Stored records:
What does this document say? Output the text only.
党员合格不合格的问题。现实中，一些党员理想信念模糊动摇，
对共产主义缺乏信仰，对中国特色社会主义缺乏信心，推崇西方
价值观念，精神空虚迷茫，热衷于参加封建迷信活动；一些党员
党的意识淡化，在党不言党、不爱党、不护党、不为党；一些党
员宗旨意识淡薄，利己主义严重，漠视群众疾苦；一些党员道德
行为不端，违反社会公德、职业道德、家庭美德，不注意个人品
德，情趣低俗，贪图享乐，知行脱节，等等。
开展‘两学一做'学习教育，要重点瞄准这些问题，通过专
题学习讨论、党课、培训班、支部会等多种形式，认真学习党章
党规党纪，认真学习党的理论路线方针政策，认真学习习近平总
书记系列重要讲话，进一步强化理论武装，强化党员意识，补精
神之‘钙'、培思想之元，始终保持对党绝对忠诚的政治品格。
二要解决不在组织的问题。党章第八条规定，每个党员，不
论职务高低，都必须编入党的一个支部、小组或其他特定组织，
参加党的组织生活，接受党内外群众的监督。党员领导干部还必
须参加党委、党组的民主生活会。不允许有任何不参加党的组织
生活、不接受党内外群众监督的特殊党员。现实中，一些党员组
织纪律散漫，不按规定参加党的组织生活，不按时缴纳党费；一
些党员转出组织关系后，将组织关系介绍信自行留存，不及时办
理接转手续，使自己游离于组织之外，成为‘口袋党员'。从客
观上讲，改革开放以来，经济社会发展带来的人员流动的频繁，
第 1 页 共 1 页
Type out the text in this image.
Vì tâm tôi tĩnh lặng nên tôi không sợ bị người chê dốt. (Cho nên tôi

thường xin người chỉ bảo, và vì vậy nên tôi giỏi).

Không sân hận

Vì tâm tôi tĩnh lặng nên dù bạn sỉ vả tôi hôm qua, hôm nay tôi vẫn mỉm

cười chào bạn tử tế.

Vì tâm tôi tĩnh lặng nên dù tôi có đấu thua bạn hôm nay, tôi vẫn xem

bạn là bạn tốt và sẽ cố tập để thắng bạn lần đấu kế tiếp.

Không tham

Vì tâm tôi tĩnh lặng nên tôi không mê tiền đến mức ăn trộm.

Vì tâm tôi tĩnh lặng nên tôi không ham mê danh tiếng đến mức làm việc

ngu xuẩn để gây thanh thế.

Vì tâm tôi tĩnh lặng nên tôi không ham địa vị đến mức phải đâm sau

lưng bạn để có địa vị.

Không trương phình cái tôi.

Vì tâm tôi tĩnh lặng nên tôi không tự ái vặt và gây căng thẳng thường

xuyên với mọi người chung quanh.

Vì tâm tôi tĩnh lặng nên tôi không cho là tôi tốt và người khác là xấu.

> [What you have to do] Would you restate each of the entries word for word?

> [Exercise result]
What does this document say? Output the text only.
党员合格不合格的问题。现实中，一些党员理想信念模糊动摇，
对共产主义缺乏信仰，对中国特色社会主义缺乏信心，推崇西方
价值观念，精神空虚迷茫，热衷于参加封建迷信活动；一些党员
党的意识淡化，在党不言党、不爱党、不护党、不为党；一些党
员宗旨意识淡薄，利己主义严重，漠视群众疾苦；一些党员道德
行为不端，违反社会公德、职业道德、家庭美德，不注意个人品
德，情趣低俗，贪图享乐，知行脱节，等等。
开展‘两学一做'学习教育，要重点瞄准这些问题，通过专
题学习讨论、党课、培训班、支部会等多种形式，认真学习党章
党规党纪，认真学习党的理论路线方针政策，认真学习习近平总
书记系列重要讲话，进一步强化理论武装，强化党员意识，补精
神之‘钙'、培思想之元，始终保持对党绝对忠诚的政治品格。
二要解决不在组织的问题。党章第八条规定，每个党员，不
论职务高低，都必须编入党的一个支部、小组或其他特定组织，
参加党的组织生活，接受党内外群众的监督。党员领导干部还必
须参加党委、党组的民主生活会。不允许有任何不参加党的组织
生活、不接受党内外群众监督的特殊党员。现实中，一些党员组
织纪律散漫，不按规定参加党的组织生活，不按时缴纳党费；一
些党员转出组织关系后，将组织关系介绍信自行留存，不及时办
理接转手续，使自己游离于组织之外，成为‘口袋党员'。从客
观上讲，改革开放以来，经济社会发展带来的人员流动的频繁，
第 1 页 共 1 页
Type out the text in this image.
Vì tâm tôi tĩnh lặng nên tôi không sợ bị người chê dốt. (Cho nên tôi

thường xin người chỉ bảo, và vì vậy nên tôi giỏi).

Không sân hận

Vì tâm tôi tĩnh lặng nên dù bạn sỉ vả tôi hôm qua, hôm nay tôi vẫn mỉm

cười chào bạn tử tế.

Vì tâm tôi tĩnh lặng nên dù tôi có đấu thua bạn hôm nay, tôi vẫn xem

bạn là bạn tốt và sẽ cố tập để thắng bạn lần đấu kế tiếp.

Không tham

Vì tâm tôi tĩnh lặng nên tôi không mê tiền đến mức ăn trộm.

Vì tâm tôi tĩnh lặng nên tôi không ham mê danh tiếng đến mức làm việc

ngu xuẩn để gây thanh thế.

Vì tâm tôi tĩnh lặng nên tôi không ham địa vị đến mức phải đâm sau

lưng bạn để có địa vị.

Không trương phình cái tôi.

Vì tâm tôi tĩnh lặng nên tôi không tự ái vặt và gây căng thẳng thường

xuyên với mọi người chung quanh.

Vì tâm tôi tĩnh lặng nên tôi không cho là tôi tốt và người khác là xấu.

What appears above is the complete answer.